╭─ Information supplied
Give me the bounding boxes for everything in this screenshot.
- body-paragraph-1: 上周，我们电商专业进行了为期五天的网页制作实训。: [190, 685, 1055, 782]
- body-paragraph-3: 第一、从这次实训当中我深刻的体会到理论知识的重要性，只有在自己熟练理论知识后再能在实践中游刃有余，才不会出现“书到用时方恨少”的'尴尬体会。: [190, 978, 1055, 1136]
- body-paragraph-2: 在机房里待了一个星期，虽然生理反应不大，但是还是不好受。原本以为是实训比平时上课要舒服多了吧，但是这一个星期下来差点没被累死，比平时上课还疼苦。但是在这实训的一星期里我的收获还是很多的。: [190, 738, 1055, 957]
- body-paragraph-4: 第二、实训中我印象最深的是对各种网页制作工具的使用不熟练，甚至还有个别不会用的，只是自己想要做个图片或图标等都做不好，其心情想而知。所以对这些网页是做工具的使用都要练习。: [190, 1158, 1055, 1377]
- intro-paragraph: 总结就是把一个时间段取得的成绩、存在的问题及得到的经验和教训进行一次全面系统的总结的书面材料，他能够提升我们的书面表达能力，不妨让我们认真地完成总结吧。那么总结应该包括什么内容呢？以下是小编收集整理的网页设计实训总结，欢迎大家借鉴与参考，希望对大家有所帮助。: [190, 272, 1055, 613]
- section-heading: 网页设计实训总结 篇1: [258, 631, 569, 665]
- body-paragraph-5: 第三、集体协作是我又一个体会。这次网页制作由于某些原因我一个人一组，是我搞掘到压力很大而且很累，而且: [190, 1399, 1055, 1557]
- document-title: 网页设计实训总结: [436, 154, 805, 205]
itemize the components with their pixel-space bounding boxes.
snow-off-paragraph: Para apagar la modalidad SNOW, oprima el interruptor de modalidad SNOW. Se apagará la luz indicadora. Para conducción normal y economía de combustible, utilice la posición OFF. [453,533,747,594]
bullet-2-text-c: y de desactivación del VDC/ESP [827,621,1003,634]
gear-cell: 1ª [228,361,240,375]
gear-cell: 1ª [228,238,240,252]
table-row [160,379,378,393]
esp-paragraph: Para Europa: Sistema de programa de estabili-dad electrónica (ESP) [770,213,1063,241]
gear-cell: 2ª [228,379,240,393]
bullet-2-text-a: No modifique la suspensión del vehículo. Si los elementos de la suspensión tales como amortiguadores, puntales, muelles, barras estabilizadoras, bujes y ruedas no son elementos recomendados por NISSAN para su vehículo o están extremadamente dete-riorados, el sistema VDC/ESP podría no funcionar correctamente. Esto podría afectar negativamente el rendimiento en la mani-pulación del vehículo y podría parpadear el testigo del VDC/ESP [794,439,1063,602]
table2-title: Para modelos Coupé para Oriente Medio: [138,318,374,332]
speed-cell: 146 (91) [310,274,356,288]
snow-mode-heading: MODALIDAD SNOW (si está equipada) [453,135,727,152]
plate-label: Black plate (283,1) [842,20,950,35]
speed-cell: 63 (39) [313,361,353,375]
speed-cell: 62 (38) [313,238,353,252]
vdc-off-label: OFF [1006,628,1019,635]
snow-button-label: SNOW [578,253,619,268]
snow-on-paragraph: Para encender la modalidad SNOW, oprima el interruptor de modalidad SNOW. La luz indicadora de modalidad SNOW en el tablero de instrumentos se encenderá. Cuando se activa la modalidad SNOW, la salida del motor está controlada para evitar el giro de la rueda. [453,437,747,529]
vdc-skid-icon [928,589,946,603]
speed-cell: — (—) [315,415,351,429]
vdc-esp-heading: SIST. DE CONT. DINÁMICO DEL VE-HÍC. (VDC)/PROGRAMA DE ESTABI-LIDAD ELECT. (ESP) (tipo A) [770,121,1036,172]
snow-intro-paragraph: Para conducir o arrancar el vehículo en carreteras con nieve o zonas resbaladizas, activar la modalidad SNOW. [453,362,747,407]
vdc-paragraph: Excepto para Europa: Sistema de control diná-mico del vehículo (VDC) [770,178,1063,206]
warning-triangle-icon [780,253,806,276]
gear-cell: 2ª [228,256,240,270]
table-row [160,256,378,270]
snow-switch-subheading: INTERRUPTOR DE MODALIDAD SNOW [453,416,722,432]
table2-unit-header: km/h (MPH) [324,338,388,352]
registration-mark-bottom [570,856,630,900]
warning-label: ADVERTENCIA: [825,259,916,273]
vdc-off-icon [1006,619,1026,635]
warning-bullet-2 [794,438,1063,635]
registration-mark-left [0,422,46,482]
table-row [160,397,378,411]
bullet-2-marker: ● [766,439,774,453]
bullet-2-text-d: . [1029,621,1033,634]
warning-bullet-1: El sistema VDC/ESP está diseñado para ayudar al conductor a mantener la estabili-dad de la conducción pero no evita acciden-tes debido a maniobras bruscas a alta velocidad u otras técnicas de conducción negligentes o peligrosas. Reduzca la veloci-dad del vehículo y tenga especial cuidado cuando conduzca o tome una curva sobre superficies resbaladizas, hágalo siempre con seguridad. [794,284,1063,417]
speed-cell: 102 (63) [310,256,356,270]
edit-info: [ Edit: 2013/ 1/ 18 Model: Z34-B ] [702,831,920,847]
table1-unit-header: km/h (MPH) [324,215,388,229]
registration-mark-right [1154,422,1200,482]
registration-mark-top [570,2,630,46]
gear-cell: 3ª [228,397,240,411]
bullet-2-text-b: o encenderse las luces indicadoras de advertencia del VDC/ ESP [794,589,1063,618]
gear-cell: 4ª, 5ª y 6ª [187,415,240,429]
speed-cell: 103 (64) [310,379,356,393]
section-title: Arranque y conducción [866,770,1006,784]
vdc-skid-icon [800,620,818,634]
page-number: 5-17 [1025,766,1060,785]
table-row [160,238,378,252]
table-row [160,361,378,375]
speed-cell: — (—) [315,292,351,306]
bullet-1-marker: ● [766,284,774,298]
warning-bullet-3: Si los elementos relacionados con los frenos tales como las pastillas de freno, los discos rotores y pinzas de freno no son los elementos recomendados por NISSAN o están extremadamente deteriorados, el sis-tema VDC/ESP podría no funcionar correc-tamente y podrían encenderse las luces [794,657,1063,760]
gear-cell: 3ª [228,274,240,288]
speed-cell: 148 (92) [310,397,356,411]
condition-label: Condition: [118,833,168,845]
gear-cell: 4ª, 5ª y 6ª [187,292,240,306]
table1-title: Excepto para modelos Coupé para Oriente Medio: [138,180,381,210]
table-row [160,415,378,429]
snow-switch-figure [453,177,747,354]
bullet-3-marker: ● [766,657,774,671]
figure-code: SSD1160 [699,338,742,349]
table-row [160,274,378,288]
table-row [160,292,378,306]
╰─
● **Aim**
Replace "bounding boxes" with "coordinates" in the items from the first line up to and including the line with "978, 1055, 1136]", and give those lines back with nothing else changed.

● **Response to this exercise**
Give me the coordinates for everything in this screenshot.
- body-paragraph-1: 上周，我们电商专业进行了为期五天的网页制作实训。: [190, 685, 1055, 782]
- body-paragraph-3: 第一、从这次实训当中我深刻的体会到理论知识的重要性，只有在自己熟练理论知识后再能在实践中游刃有余，才不会出现“书到用时方恨少”的'尴尬体会。: [190, 978, 1055, 1136]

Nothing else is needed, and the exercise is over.